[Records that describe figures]
++++++++++

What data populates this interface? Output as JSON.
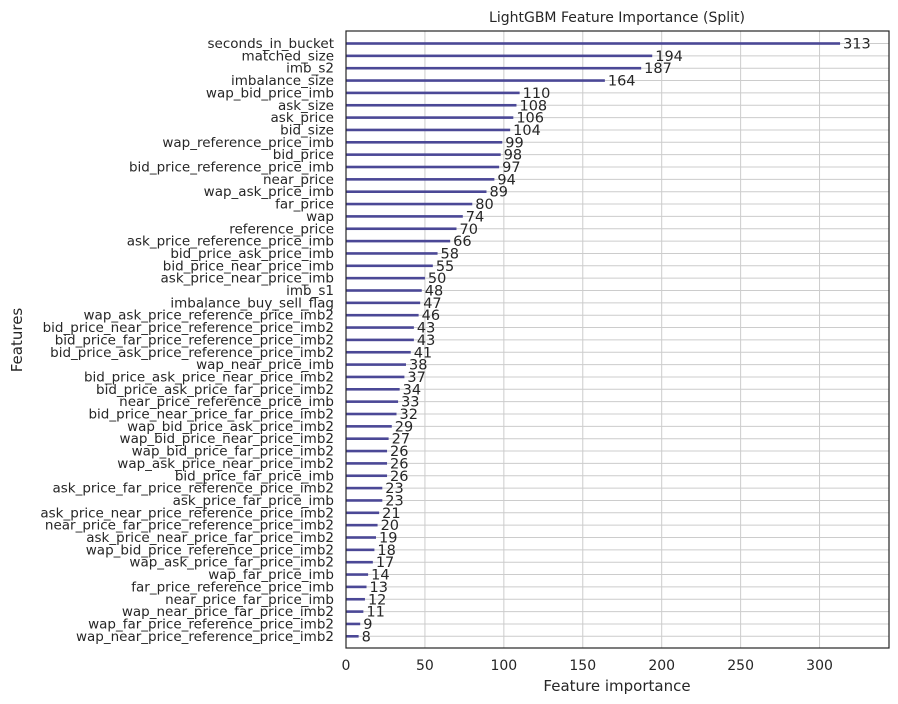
{
  "chart_data": {
    "type": "bar",
    "orientation": "horizontal",
    "title": "LightGBM Feature Importance (Split)",
    "xlabel": "Feature importance",
    "ylabel": "Features",
    "xlim": [
      0,
      344
    ],
    "xticks": [
      0,
      50,
      100,
      150,
      200,
      250,
      300
    ],
    "grid": true,
    "bar_color": "#4b4896",
    "categories": [
      "seconds_in_bucket",
      "matched_size",
      "imb_s2",
      "imbalance_size",
      "wap_bid_price_imb",
      "ask_size",
      "ask_price",
      "bid_size",
      "wap_reference_price_imb",
      "bid_price",
      "bid_price_reference_price_imb",
      "near_price",
      "wap_ask_price_imb",
      "far_price",
      "wap",
      "reference_price",
      "ask_price_reference_price_imb",
      "bid_price_ask_price_imb",
      "bid_price_near_price_imb",
      "ask_price_near_price_imb",
      "imb_s1",
      "imbalance_buy_sell_flag",
      "wap_ask_price_reference_price_imb2",
      "bid_price_near_price_reference_price_imb2",
      "bid_price_far_price_reference_price_imb2",
      "bid_price_ask_price_reference_price_imb2",
      "wap_near_price_imb",
      "bid_price_ask_price_near_price_imb2",
      "bid_price_ask_price_far_price_imb2",
      "near_price_reference_price_imb",
      "bid_price_near_price_far_price_imb2",
      "wap_bid_price_ask_price_imb2",
      "wap_bid_price_near_price_imb2",
      "wap_bid_price_far_price_imb2",
      "wap_ask_price_near_price_imb2",
      "bid_price_far_price_imb",
      "ask_price_far_price_reference_price_imb2",
      "ask_price_far_price_imb",
      "ask_price_near_price_reference_price_imb2",
      "near_price_far_price_reference_price_imb2",
      "ask_price_near_price_far_price_imb2",
      "wap_bid_price_reference_price_imb2",
      "wap_ask_price_far_price_imb2",
      "wap_far_price_imb",
      "far_price_reference_price_imb",
      "near_price_far_price_imb",
      "wap_near_price_far_price_imb2",
      "wap_far_price_reference_price_imb2",
      "wap_near_price_reference_price_imb2"
    ],
    "values": [
      313,
      194,
      187,
      164,
      110,
      108,
      106,
      104,
      99,
      98,
      97,
      94,
      89,
      80,
      74,
      70,
      66,
      58,
      55,
      50,
      48,
      47,
      46,
      43,
      43,
      41,
      38,
      37,
      34,
      33,
      32,
      29,
      27,
      26,
      26,
      26,
      23,
      23,
      21,
      20,
      19,
      18,
      17,
      14,
      13,
      12,
      11,
      9,
      8
    ]
  }
}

++++++++++

--- GIVEN PROBLEM ---
Every record above should be written out again exactly; the pictures stay out of the copy.

--- EXERCISE SOLUTION ---
What data populates this interface? Output as JSON.
{
  "chart_data": {
    "type": "bar",
    "orientation": "horizontal",
    "title": "LightGBM Feature Importance (Split)",
    "xlabel": "Feature importance",
    "ylabel": "Features",
    "xlim": [
      0,
      344
    ],
    "xticks": [
      0,
      50,
      100,
      150,
      200,
      250,
      300
    ],
    "grid": true,
    "bar_color": "#4b4896",
    "categories": [
      "seconds_in_bucket",
      "matched_size",
      "imb_s2",
      "imbalance_size",
      "wap_bid_price_imb",
      "ask_size",
      "ask_price",
      "bid_size",
      "wap_reference_price_imb",
      "bid_price",
      "bid_price_reference_price_imb",
      "near_price",
      "wap_ask_price_imb",
      "far_price",
      "wap",
      "reference_price",
      "ask_price_reference_price_imb",
      "bid_price_ask_price_imb",
      "bid_price_near_price_imb",
      "ask_price_near_price_imb",
      "imb_s1",
      "imbalance_buy_sell_flag",
      "wap_ask_price_reference_price_imb2",
      "bid_price_near_price_reference_price_imb2",
      "bid_price_far_price_reference_price_imb2",
      "bid_price_ask_price_reference_price_imb2",
      "wap_near_price_imb",
      "bid_price_ask_price_near_price_imb2",
      "bid_price_ask_price_far_price_imb2",
      "near_price_reference_price_imb",
      "bid_price_near_price_far_price_imb2",
      "wap_bid_price_ask_price_imb2",
      "wap_bid_price_near_price_imb2",
      "wap_bid_price_far_price_imb2",
      "wap_ask_price_near_price_imb2",
      "bid_price_far_price_imb",
      "ask_price_far_price_reference_price_imb2",
      "ask_price_far_price_imb",
      "ask_price_near_price_reference_price_imb2",
      "near_price_far_price_reference_price_imb2",
      "ask_price_near_price_far_price_imb2",
      "wap_bid_price_reference_price_imb2",
      "wap_ask_price_far_price_imb2",
      "wap_far_price_imb",
      "far_price_reference_price_imb",
      "near_price_far_price_imb",
      "wap_near_price_far_price_imb2",
      "wap_far_price_reference_price_imb2",
      "wap_near_price_reference_price_imb2"
    ],
    "values": [
      313,
      194,
      187,
      164,
      110,
      108,
      106,
      104,
      99,
      98,
      97,
      94,
      89,
      80,
      74,
      70,
      66,
      58,
      55,
      50,
      48,
      47,
      46,
      43,
      43,
      41,
      38,
      37,
      34,
      33,
      32,
      29,
      27,
      26,
      26,
      26,
      23,
      23,
      21,
      20,
      19,
      18,
      17,
      14,
      13,
      12,
      11,
      9,
      8
    ]
  }
}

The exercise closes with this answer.